= PROBLEM =
Write out the records word for word, with no pictures.

= EXTRACTED ENTRIES =
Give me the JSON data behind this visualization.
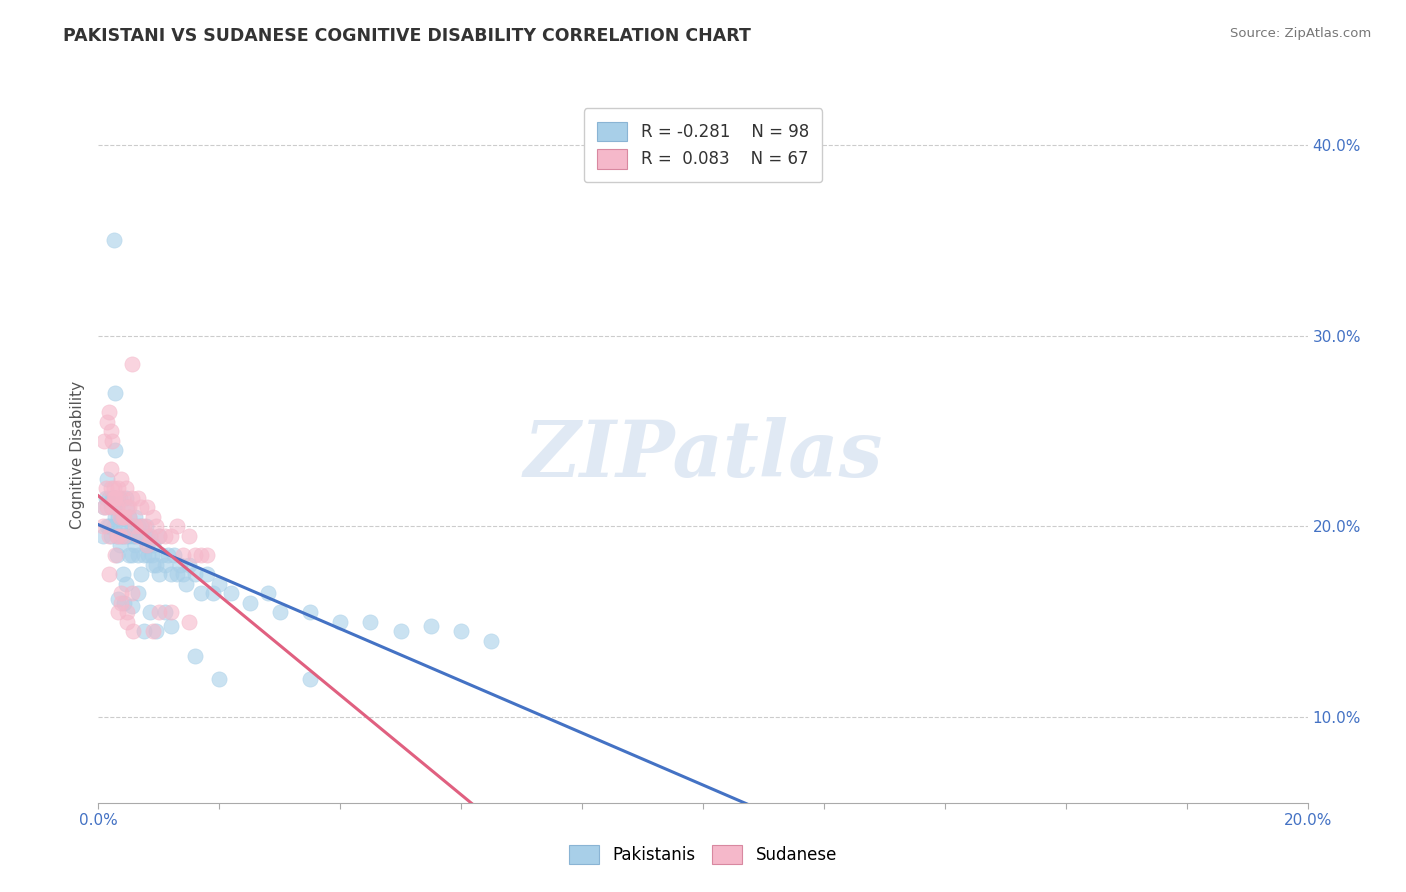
{
  "title": "PAKISTANI VS SUDANESE COGNITIVE DISABILITY CORRELATION CHART",
  "source": "Source: ZipAtlas.com",
  "ylabel": "Cognitive Disability",
  "xlim": [
    0.0,
    0.2
  ],
  "ylim": [
    0.055,
    0.42
  ],
  "yticks": [
    0.1,
    0.2,
    0.3,
    0.4
  ],
  "yticklabels": [
    "10.0%",
    "20.0%",
    "30.0%",
    "40.0%"
  ],
  "legend_r1": "R = -0.281",
  "legend_n1": "N = 98",
  "legend_r2": "R =  0.083",
  "legend_n2": "N = 67",
  "blue_color": "#a8cfe8",
  "pink_color": "#f5b8ca",
  "blue_line_color": "#4472c4",
  "pink_line_color": "#e06080",
  "watermark": "ZIPatlas",
  "pakistani_x": [
    0.0008,
    0.001,
    0.0012,
    0.0015,
    0.0015,
    0.0018,
    0.002,
    0.002,
    0.0022,
    0.0025,
    0.0025,
    0.0028,
    0.003,
    0.003,
    0.0032,
    0.0035,
    0.0035,
    0.0038,
    0.004,
    0.004,
    0.0042,
    0.0045,
    0.0045,
    0.0048,
    0.005,
    0.005,
    0.0055,
    0.0055,
    0.0058,
    0.006,
    0.006,
    0.0065,
    0.0065,
    0.007,
    0.0072,
    0.0075,
    0.0078,
    0.008,
    0.0082,
    0.0085,
    0.0088,
    0.009,
    0.0095,
    0.01,
    0.0105,
    0.011,
    0.0115,
    0.012,
    0.0125,
    0.013,
    0.0135,
    0.014,
    0.0145,
    0.015,
    0.016,
    0.017,
    0.018,
    0.019,
    0.02,
    0.022,
    0.025,
    0.028,
    0.03,
    0.035,
    0.04,
    0.045,
    0.05,
    0.055,
    0.06,
    0.065,
    0.003,
    0.004,
    0.005,
    0.006,
    0.007,
    0.008,
    0.009,
    0.01,
    0.0025,
    0.0035,
    0.0025,
    0.0045,
    0.0028,
    0.0042,
    0.0065,
    0.0085,
    0.0095,
    0.0038,
    0.011,
    0.0028,
    0.0018,
    0.0055,
    0.0032,
    0.0075,
    0.012,
    0.016,
    0.02,
    0.035
  ],
  "pakistani_y": [
    0.195,
    0.21,
    0.215,
    0.225,
    0.2,
    0.215,
    0.21,
    0.195,
    0.215,
    0.2,
    0.215,
    0.205,
    0.21,
    0.195,
    0.205,
    0.2,
    0.215,
    0.195,
    0.205,
    0.195,
    0.2,
    0.215,
    0.195,
    0.21,
    0.205,
    0.195,
    0.2,
    0.185,
    0.195,
    0.205,
    0.19,
    0.2,
    0.185,
    0.2,
    0.195,
    0.185,
    0.2,
    0.195,
    0.185,
    0.195,
    0.185,
    0.19,
    0.18,
    0.195,
    0.185,
    0.18,
    0.185,
    0.175,
    0.185,
    0.175,
    0.18,
    0.175,
    0.17,
    0.18,
    0.175,
    0.165,
    0.175,
    0.165,
    0.17,
    0.165,
    0.16,
    0.165,
    0.155,
    0.155,
    0.15,
    0.15,
    0.145,
    0.148,
    0.145,
    0.14,
    0.185,
    0.175,
    0.185,
    0.195,
    0.175,
    0.19,
    0.18,
    0.175,
    0.215,
    0.19,
    0.35,
    0.17,
    0.27,
    0.16,
    0.165,
    0.155,
    0.145,
    0.205,
    0.155,
    0.24,
    0.2,
    0.158,
    0.162,
    0.145,
    0.148,
    0.132,
    0.12,
    0.12
  ],
  "sudanese_x": [
    0.0008,
    0.001,
    0.0012,
    0.0015,
    0.0018,
    0.002,
    0.0022,
    0.0025,
    0.0028,
    0.003,
    0.0032,
    0.0035,
    0.0038,
    0.004,
    0.0042,
    0.0045,
    0.0048,
    0.005,
    0.0055,
    0.006,
    0.0065,
    0.007,
    0.0075,
    0.008,
    0.0085,
    0.009,
    0.0095,
    0.01,
    0.011,
    0.012,
    0.013,
    0.014,
    0.015,
    0.016,
    0.017,
    0.018,
    0.002,
    0.003,
    0.004,
    0.005,
    0.0025,
    0.0035,
    0.0028,
    0.0042,
    0.0015,
    0.0022,
    0.0032,
    0.0018,
    0.0038,
    0.0048,
    0.0055,
    0.001,
    0.002,
    0.003,
    0.0065,
    0.008,
    0.01,
    0.012,
    0.015,
    0.0055,
    0.007,
    0.009,
    0.0018,
    0.0028,
    0.0038,
    0.0048,
    0.0058
  ],
  "sudanese_y": [
    0.2,
    0.21,
    0.22,
    0.255,
    0.26,
    0.25,
    0.245,
    0.22,
    0.215,
    0.21,
    0.22,
    0.205,
    0.225,
    0.215,
    0.205,
    0.22,
    0.21,
    0.205,
    0.215,
    0.2,
    0.215,
    0.21,
    0.2,
    0.21,
    0.195,
    0.205,
    0.2,
    0.195,
    0.195,
    0.195,
    0.2,
    0.185,
    0.195,
    0.185,
    0.185,
    0.185,
    0.23,
    0.215,
    0.205,
    0.21,
    0.215,
    0.195,
    0.215,
    0.195,
    0.21,
    0.21,
    0.155,
    0.175,
    0.165,
    0.155,
    0.165,
    0.245,
    0.22,
    0.195,
    0.195,
    0.19,
    0.155,
    0.155,
    0.15,
    0.285,
    0.2,
    0.145,
    0.195,
    0.185,
    0.16,
    0.15,
    0.145
  ]
}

= EXERCISE ANSWER =
Give me the JSON data behind this visualization.
{
  "title": "PAKISTANI VS SUDANESE COGNITIVE DISABILITY CORRELATION CHART",
  "source": "Source: ZipAtlas.com",
  "ylabel": "Cognitive Disability",
  "xlim": [
    0.0,
    0.2
  ],
  "ylim": [
    0.055,
    0.42
  ],
  "yticks": [
    0.1,
    0.2,
    0.3,
    0.4
  ],
  "yticklabels": [
    "10.0%",
    "20.0%",
    "30.0%",
    "40.0%"
  ],
  "legend_r1": "R = -0.281",
  "legend_n1": "N = 98",
  "legend_r2": "R =  0.083",
  "legend_n2": "N = 67",
  "blue_color": "#a8cfe8",
  "pink_color": "#f5b8ca",
  "blue_line_color": "#4472c4",
  "pink_line_color": "#e06080",
  "watermark": "ZIPatlas",
  "pakistani_x": [
    0.0008,
    0.001,
    0.0012,
    0.0015,
    0.0015,
    0.0018,
    0.002,
    0.002,
    0.0022,
    0.0025,
    0.0025,
    0.0028,
    0.003,
    0.003,
    0.0032,
    0.0035,
    0.0035,
    0.0038,
    0.004,
    0.004,
    0.0042,
    0.0045,
    0.0045,
    0.0048,
    0.005,
    0.005,
    0.0055,
    0.0055,
    0.0058,
    0.006,
    0.006,
    0.0065,
    0.0065,
    0.007,
    0.0072,
    0.0075,
    0.0078,
    0.008,
    0.0082,
    0.0085,
    0.0088,
    0.009,
    0.0095,
    0.01,
    0.0105,
    0.011,
    0.0115,
    0.012,
    0.0125,
    0.013,
    0.0135,
    0.014,
    0.0145,
    0.015,
    0.016,
    0.017,
    0.018,
    0.019,
    0.02,
    0.022,
    0.025,
    0.028,
    0.03,
    0.035,
    0.04,
    0.045,
    0.05,
    0.055,
    0.06,
    0.065,
    0.003,
    0.004,
    0.005,
    0.006,
    0.007,
    0.008,
    0.009,
    0.01,
    0.0025,
    0.0035,
    0.0025,
    0.0045,
    0.0028,
    0.0042,
    0.0065,
    0.0085,
    0.0095,
    0.0038,
    0.011,
    0.0028,
    0.0018,
    0.0055,
    0.0032,
    0.0075,
    0.012,
    0.016,
    0.02,
    0.035
  ],
  "pakistani_y": [
    0.195,
    0.21,
    0.215,
    0.225,
    0.2,
    0.215,
    0.21,
    0.195,
    0.215,
    0.2,
    0.215,
    0.205,
    0.21,
    0.195,
    0.205,
    0.2,
    0.215,
    0.195,
    0.205,
    0.195,
    0.2,
    0.215,
    0.195,
    0.21,
    0.205,
    0.195,
    0.2,
    0.185,
    0.195,
    0.205,
    0.19,
    0.2,
    0.185,
    0.2,
    0.195,
    0.185,
    0.2,
    0.195,
    0.185,
    0.195,
    0.185,
    0.19,
    0.18,
    0.195,
    0.185,
    0.18,
    0.185,
    0.175,
    0.185,
    0.175,
    0.18,
    0.175,
    0.17,
    0.18,
    0.175,
    0.165,
    0.175,
    0.165,
    0.17,
    0.165,
    0.16,
    0.165,
    0.155,
    0.155,
    0.15,
    0.15,
    0.145,
    0.148,
    0.145,
    0.14,
    0.185,
    0.175,
    0.185,
    0.195,
    0.175,
    0.19,
    0.18,
    0.175,
    0.215,
    0.19,
    0.35,
    0.17,
    0.27,
    0.16,
    0.165,
    0.155,
    0.145,
    0.205,
    0.155,
    0.24,
    0.2,
    0.158,
    0.162,
    0.145,
    0.148,
    0.132,
    0.12,
    0.12
  ],
  "sudanese_x": [
    0.0008,
    0.001,
    0.0012,
    0.0015,
    0.0018,
    0.002,
    0.0022,
    0.0025,
    0.0028,
    0.003,
    0.0032,
    0.0035,
    0.0038,
    0.004,
    0.0042,
    0.0045,
    0.0048,
    0.005,
    0.0055,
    0.006,
    0.0065,
    0.007,
    0.0075,
    0.008,
    0.0085,
    0.009,
    0.0095,
    0.01,
    0.011,
    0.012,
    0.013,
    0.014,
    0.015,
    0.016,
    0.017,
    0.018,
    0.002,
    0.003,
    0.004,
    0.005,
    0.0025,
    0.0035,
    0.0028,
    0.0042,
    0.0015,
    0.0022,
    0.0032,
    0.0018,
    0.0038,
    0.0048,
    0.0055,
    0.001,
    0.002,
    0.003,
    0.0065,
    0.008,
    0.01,
    0.012,
    0.015,
    0.0055,
    0.007,
    0.009,
    0.0018,
    0.0028,
    0.0038,
    0.0048,
    0.0058
  ],
  "sudanese_y": [
    0.2,
    0.21,
    0.22,
    0.255,
    0.26,
    0.25,
    0.245,
    0.22,
    0.215,
    0.21,
    0.22,
    0.205,
    0.225,
    0.215,
    0.205,
    0.22,
    0.21,
    0.205,
    0.215,
    0.2,
    0.215,
    0.21,
    0.2,
    0.21,
    0.195,
    0.205,
    0.2,
    0.195,
    0.195,
    0.195,
    0.2,
    0.185,
    0.195,
    0.185,
    0.185,
    0.185,
    0.23,
    0.215,
    0.205,
    0.21,
    0.215,
    0.195,
    0.215,
    0.195,
    0.21,
    0.21,
    0.155,
    0.175,
    0.165,
    0.155,
    0.165,
    0.245,
    0.22,
    0.195,
    0.195,
    0.19,
    0.155,
    0.155,
    0.15,
    0.285,
    0.2,
    0.145,
    0.195,
    0.185,
    0.16,
    0.15,
    0.145
  ]
}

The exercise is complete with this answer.